┌──

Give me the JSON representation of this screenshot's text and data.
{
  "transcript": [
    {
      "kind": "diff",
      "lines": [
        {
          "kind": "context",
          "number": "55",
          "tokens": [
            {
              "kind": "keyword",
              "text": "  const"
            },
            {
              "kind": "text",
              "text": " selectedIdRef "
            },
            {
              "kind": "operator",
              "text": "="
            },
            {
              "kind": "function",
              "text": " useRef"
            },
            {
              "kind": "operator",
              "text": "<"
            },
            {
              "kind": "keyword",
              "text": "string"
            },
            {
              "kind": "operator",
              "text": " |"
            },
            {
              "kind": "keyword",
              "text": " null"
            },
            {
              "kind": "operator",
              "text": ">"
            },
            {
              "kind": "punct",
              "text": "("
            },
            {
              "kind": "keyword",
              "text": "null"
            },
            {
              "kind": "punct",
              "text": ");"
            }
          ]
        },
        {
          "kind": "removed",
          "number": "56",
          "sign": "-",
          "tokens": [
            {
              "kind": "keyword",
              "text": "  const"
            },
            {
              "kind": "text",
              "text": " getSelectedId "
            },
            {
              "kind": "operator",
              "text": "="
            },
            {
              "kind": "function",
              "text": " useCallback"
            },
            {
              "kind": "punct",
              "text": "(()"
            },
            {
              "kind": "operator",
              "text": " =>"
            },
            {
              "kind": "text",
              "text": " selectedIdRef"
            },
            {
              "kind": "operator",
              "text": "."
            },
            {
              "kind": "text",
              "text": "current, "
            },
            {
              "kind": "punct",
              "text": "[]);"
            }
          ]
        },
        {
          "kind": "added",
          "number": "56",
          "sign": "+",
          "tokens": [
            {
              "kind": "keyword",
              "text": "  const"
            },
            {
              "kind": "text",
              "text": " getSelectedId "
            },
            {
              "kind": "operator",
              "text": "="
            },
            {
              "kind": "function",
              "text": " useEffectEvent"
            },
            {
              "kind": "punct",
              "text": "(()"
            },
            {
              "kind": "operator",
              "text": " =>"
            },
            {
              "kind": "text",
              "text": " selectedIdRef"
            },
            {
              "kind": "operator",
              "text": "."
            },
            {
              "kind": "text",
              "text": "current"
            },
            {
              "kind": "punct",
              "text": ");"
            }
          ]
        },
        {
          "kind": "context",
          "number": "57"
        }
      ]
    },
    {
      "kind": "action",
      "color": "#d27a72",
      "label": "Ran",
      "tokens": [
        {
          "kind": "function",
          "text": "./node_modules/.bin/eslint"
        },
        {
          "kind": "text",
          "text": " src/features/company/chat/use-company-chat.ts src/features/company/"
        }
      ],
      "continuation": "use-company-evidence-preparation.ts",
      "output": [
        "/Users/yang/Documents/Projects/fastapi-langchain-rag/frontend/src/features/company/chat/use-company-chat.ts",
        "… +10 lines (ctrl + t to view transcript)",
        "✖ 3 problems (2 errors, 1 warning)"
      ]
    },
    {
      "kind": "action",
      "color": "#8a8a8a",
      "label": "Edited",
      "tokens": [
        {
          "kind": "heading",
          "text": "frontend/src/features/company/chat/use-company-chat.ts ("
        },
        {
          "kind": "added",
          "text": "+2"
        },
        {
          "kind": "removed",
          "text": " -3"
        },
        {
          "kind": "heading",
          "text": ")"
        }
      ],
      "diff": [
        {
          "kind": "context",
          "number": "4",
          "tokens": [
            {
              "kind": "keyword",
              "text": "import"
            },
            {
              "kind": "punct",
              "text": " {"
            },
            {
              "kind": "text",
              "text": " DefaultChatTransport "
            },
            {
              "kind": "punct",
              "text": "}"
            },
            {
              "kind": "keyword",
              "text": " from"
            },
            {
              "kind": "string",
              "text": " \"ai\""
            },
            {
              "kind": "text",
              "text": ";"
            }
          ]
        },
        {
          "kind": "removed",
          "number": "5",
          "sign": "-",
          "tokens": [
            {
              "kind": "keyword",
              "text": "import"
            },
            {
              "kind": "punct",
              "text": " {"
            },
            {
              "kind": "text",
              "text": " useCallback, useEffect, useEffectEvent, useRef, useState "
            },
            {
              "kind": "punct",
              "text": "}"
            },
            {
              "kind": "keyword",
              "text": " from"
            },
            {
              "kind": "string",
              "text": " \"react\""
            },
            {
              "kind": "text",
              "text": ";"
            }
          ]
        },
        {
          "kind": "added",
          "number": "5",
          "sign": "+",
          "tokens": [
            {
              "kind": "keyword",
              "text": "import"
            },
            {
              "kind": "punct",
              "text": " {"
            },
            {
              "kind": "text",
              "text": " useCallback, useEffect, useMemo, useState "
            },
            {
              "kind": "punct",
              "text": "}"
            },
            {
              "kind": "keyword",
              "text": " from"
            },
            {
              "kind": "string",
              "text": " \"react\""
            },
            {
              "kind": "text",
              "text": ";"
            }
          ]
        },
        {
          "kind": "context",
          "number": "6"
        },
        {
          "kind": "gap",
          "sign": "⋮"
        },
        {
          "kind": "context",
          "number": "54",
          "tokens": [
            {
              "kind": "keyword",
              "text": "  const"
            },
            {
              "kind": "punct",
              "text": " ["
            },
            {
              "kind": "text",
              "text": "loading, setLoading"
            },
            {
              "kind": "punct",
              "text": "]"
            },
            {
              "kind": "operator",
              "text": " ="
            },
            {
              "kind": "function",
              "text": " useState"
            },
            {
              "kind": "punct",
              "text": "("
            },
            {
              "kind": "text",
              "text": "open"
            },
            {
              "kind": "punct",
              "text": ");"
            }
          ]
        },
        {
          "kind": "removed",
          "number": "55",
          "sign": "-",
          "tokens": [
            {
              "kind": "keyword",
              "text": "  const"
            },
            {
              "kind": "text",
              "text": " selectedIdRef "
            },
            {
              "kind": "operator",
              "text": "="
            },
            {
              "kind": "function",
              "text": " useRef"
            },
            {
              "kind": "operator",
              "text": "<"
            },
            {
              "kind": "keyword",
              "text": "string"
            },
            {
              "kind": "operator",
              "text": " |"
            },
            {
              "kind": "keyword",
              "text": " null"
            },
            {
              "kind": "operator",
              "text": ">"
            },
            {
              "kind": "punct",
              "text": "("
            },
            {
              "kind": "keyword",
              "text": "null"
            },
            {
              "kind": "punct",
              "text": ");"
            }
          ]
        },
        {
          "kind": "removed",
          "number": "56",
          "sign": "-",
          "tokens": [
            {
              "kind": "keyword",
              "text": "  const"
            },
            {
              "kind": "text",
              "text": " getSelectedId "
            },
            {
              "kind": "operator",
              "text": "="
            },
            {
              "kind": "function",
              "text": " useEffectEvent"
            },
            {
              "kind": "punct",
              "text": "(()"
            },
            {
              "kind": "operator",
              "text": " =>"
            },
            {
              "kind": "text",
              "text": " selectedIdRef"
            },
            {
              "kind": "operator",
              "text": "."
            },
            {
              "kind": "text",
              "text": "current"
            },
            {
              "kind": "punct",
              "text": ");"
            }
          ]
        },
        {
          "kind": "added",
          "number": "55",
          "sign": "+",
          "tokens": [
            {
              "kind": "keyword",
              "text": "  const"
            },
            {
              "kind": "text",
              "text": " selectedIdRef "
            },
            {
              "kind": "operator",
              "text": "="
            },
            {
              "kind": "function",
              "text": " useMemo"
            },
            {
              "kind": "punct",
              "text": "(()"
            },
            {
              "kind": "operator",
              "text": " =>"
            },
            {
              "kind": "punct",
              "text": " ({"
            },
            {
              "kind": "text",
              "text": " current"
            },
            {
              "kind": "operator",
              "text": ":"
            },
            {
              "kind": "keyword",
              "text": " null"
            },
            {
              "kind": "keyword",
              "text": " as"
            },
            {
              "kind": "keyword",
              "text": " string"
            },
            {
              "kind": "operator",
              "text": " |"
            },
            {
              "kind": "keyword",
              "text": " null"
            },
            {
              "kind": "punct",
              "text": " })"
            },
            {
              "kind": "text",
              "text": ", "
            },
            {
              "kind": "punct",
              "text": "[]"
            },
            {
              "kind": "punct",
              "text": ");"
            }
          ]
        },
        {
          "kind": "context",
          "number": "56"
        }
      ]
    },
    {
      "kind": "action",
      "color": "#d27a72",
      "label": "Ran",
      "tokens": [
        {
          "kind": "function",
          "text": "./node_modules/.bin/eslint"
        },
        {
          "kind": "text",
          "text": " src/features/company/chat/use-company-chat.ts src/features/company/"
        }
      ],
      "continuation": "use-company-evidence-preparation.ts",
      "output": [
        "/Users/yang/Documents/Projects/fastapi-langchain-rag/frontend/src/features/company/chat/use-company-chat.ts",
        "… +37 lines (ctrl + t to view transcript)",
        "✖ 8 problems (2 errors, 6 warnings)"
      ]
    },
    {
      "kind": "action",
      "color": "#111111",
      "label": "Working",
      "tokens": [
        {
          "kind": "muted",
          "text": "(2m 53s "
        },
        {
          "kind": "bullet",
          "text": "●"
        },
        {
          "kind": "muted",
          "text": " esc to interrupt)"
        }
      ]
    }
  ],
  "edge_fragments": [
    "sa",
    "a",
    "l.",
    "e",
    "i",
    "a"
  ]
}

└──

Locate the lines above that contain "useMemo" and copy them.

__SOLUTION TO THIS EXERCISE__:
              "text": " useCallback, useEffect, useMemo, useState "
              "text": " useMemo"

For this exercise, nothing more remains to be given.